▶ **Exercise**:
Tally how many lines of these entries hold the string "grid". Return the number alone.
-- BEGIN --
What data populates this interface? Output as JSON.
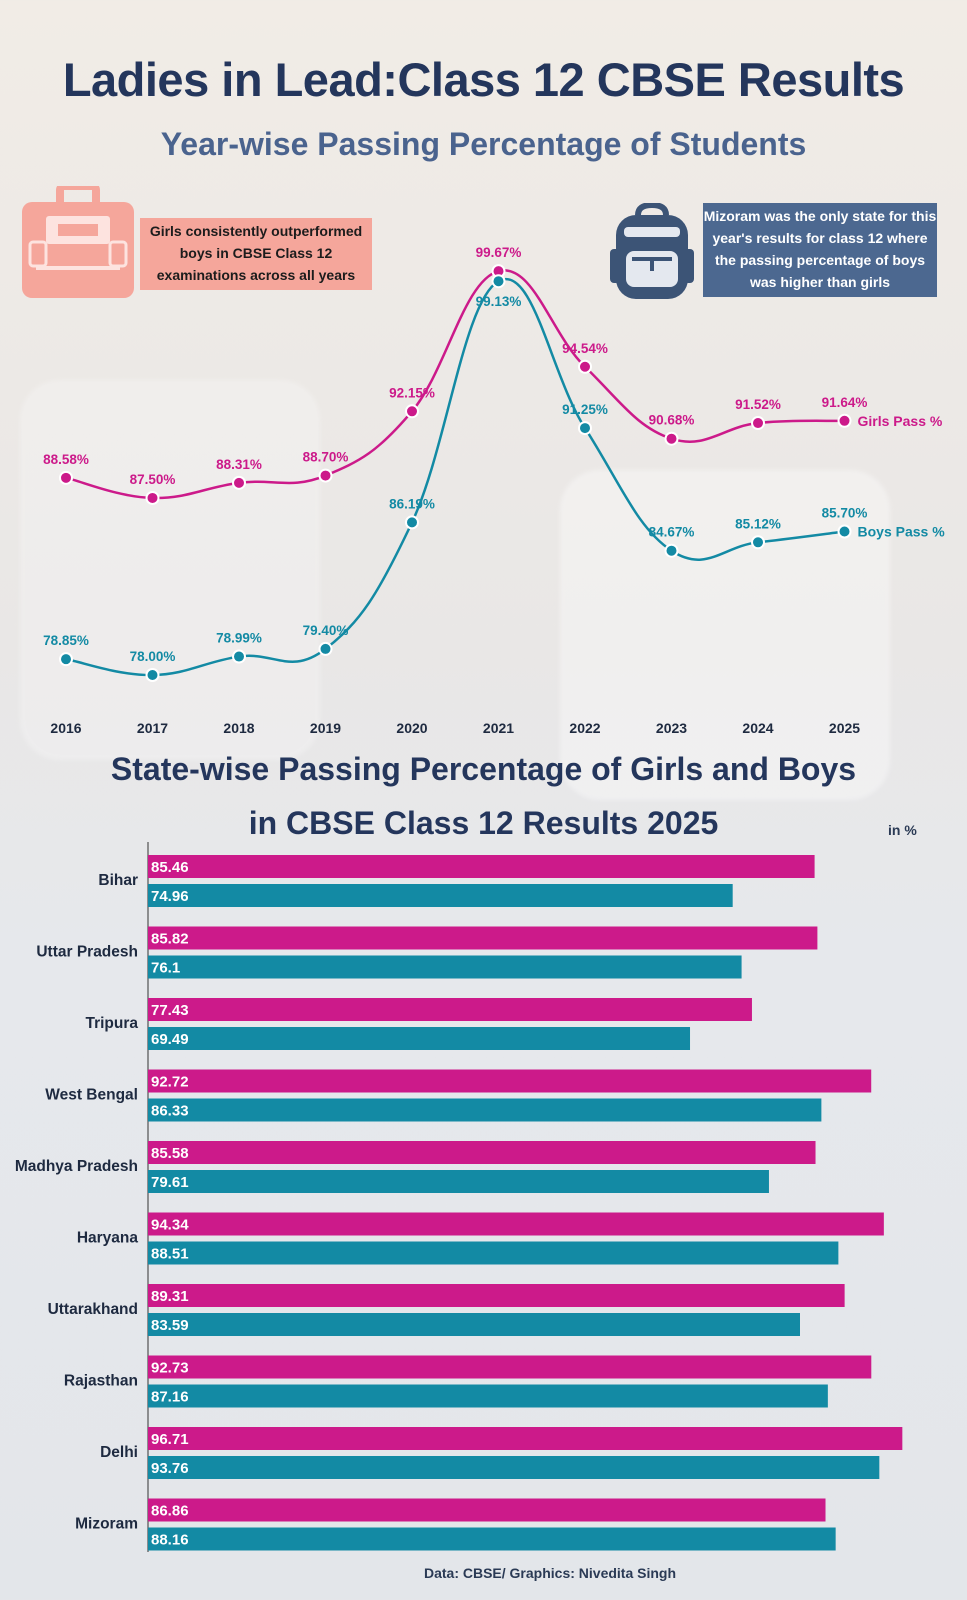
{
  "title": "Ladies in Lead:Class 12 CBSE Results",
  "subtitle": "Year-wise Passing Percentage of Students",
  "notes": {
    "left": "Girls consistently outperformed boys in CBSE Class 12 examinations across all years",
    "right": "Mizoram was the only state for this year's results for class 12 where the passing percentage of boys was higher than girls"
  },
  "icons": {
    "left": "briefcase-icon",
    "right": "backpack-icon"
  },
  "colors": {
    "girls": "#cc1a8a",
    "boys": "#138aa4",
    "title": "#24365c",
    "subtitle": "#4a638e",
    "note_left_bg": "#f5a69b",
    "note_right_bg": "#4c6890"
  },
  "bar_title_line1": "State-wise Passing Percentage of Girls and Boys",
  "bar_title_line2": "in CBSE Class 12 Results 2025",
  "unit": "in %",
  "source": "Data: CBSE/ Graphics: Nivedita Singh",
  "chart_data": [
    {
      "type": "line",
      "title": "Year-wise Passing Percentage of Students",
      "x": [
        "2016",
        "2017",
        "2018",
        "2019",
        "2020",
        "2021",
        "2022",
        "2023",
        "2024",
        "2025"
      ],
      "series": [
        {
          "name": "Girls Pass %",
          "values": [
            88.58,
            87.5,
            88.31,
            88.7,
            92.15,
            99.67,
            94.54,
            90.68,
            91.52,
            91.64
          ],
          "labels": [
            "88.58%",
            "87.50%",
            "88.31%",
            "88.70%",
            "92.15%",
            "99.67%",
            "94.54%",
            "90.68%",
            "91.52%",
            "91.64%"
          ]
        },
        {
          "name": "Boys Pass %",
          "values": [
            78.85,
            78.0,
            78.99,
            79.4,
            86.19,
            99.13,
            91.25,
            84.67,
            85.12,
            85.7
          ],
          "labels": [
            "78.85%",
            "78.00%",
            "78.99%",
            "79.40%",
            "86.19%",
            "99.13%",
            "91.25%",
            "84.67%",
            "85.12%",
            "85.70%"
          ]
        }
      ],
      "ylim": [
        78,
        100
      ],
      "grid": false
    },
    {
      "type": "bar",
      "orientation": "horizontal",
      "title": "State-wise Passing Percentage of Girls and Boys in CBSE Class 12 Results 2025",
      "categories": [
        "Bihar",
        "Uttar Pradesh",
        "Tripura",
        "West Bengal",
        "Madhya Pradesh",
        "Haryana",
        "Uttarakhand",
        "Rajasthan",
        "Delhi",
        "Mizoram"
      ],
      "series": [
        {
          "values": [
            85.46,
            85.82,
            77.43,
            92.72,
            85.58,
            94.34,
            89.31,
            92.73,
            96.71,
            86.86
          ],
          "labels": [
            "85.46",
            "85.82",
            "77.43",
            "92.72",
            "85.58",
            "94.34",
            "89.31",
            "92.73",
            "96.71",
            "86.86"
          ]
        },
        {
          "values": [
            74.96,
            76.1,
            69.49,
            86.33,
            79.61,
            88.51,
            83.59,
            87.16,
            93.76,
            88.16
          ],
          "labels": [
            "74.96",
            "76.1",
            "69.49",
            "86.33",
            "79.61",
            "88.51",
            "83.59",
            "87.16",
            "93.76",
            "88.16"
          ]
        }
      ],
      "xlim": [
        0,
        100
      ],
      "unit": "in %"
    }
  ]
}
-- END --
-- BEGIN --
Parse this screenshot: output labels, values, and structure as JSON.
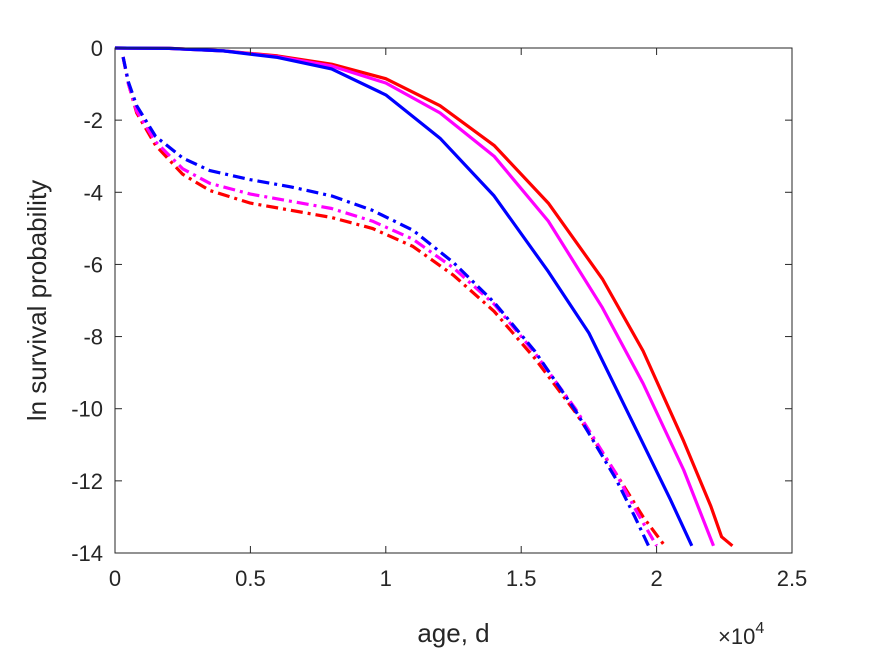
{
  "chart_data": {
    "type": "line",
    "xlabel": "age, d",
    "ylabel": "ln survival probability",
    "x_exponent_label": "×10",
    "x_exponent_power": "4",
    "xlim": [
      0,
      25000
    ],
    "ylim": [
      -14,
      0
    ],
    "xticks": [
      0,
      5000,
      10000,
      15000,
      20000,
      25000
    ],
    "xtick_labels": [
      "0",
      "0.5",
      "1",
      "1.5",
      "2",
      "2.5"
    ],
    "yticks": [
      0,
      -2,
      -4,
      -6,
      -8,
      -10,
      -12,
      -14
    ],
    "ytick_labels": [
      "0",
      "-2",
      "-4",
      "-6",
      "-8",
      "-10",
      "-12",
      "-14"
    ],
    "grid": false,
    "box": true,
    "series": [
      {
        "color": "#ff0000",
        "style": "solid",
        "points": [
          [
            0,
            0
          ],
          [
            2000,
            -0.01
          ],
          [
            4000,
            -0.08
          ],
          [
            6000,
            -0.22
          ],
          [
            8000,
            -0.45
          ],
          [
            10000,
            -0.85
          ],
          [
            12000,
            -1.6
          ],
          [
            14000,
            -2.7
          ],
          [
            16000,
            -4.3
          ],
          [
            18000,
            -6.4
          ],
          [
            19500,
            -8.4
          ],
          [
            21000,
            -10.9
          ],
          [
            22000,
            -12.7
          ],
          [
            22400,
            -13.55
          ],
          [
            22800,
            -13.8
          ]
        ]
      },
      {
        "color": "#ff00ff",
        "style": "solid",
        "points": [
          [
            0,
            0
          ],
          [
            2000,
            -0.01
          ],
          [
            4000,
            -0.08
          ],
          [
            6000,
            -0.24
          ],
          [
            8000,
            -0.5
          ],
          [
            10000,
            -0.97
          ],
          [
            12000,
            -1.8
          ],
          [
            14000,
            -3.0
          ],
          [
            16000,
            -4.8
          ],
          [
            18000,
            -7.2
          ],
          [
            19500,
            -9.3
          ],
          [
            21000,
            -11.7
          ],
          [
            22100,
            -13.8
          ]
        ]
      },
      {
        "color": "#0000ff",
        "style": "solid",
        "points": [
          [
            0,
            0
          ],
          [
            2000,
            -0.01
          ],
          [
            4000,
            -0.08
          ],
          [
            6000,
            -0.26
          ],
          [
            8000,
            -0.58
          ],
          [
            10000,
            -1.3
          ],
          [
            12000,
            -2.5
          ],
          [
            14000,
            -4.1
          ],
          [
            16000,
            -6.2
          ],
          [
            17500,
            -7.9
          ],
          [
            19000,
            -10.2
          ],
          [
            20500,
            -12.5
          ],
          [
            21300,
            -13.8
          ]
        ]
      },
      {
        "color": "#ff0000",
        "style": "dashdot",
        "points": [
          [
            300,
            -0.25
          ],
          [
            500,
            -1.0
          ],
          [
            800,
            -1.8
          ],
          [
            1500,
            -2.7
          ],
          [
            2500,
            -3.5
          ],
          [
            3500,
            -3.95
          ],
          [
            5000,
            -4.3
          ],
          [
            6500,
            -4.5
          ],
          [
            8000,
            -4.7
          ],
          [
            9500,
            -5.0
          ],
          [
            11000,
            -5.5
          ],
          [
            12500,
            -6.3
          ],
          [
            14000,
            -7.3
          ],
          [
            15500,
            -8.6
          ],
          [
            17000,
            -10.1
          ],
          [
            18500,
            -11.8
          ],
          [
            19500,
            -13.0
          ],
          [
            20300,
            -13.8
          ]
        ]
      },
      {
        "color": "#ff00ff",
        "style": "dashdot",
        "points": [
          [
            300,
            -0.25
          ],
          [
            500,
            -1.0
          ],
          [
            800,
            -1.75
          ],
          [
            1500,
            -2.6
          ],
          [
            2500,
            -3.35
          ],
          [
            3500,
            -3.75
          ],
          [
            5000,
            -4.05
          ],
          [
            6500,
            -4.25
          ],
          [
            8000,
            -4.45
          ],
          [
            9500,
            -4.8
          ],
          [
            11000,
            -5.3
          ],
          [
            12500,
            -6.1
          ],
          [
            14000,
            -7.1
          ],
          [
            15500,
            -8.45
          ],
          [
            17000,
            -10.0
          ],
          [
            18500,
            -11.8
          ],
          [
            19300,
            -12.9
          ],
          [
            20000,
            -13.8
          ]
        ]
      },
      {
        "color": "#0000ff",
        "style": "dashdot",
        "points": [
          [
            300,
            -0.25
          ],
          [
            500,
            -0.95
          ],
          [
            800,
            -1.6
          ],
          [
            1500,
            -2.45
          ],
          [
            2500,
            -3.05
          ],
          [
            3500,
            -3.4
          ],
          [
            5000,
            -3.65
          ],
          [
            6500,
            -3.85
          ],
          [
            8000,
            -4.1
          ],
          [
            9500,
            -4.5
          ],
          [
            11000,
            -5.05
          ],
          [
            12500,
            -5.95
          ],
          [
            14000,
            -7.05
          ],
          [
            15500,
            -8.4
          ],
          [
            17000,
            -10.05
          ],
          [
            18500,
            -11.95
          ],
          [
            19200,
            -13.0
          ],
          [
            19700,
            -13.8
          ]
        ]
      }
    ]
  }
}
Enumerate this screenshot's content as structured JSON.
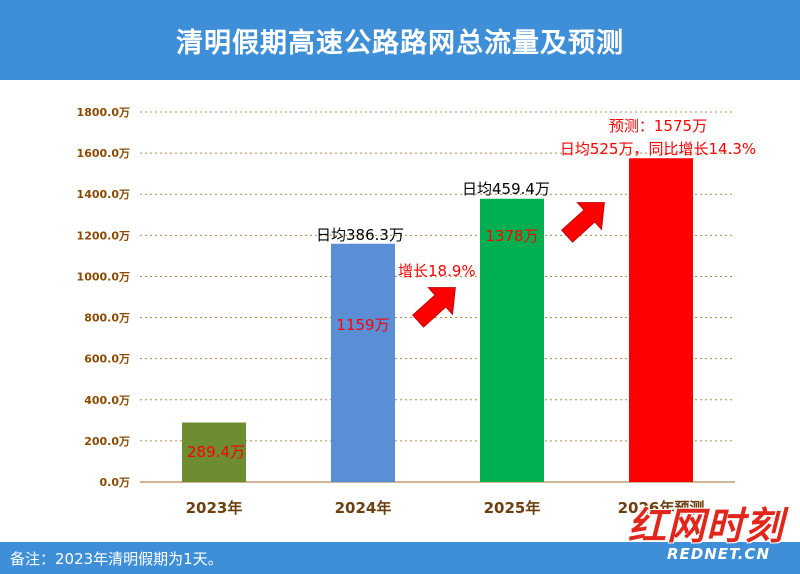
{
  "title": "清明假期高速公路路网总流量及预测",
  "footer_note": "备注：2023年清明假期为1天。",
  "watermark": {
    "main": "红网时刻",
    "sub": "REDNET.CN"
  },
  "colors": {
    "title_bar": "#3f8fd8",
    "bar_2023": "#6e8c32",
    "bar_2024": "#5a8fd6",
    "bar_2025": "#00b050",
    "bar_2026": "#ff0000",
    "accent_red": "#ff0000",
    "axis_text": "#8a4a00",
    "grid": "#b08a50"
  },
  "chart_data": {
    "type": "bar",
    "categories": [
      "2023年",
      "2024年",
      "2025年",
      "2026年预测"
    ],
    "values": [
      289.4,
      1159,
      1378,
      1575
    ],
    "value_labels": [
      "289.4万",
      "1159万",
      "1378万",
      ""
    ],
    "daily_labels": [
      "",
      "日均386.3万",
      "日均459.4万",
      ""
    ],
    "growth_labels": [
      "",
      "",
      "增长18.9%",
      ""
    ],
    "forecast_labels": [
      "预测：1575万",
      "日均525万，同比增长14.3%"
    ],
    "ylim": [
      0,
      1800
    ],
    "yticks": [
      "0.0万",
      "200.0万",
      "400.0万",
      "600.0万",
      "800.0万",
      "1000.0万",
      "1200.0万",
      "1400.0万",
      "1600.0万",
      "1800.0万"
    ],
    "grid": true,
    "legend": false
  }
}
-- END --
▶ **Reply**:
4